What the task requires — Where a line below holds the string "benefits", copy that line.

Dataset content —
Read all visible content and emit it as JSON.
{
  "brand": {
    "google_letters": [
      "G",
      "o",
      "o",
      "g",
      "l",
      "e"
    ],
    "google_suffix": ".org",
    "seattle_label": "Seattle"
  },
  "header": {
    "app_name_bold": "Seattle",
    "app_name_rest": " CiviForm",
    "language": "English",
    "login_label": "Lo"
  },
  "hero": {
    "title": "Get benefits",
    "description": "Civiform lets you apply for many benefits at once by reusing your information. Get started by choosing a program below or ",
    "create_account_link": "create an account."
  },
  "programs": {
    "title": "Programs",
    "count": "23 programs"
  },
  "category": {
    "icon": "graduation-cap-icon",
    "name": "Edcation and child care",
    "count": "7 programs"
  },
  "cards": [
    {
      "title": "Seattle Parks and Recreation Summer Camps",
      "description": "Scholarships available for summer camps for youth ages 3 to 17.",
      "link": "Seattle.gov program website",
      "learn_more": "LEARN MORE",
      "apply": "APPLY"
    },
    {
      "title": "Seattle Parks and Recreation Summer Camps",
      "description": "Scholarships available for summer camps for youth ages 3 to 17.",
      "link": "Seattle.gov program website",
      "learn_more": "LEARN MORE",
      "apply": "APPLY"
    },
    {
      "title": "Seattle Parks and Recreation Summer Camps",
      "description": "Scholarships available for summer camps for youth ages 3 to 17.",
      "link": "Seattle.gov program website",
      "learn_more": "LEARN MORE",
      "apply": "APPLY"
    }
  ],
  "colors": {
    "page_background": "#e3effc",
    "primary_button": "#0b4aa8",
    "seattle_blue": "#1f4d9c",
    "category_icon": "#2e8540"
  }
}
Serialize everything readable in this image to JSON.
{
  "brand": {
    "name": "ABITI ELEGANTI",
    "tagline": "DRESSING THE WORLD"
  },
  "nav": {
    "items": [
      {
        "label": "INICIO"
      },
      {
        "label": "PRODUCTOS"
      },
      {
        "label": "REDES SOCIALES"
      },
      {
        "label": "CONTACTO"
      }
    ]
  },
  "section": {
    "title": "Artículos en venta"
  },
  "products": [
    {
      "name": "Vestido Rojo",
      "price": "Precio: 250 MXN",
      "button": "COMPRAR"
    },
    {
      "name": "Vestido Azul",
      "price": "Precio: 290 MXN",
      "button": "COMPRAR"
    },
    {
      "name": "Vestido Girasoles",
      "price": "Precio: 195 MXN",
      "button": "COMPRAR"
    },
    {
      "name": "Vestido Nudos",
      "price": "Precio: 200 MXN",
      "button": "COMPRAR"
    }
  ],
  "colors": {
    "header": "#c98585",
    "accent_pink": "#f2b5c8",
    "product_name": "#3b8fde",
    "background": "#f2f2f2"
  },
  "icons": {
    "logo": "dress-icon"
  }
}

Answer for this exercise —
    "title": "Get benefits",
    "description": "Civiform lets you apply for many benefits at once by reusing your information. Get started by choosing a program below or ",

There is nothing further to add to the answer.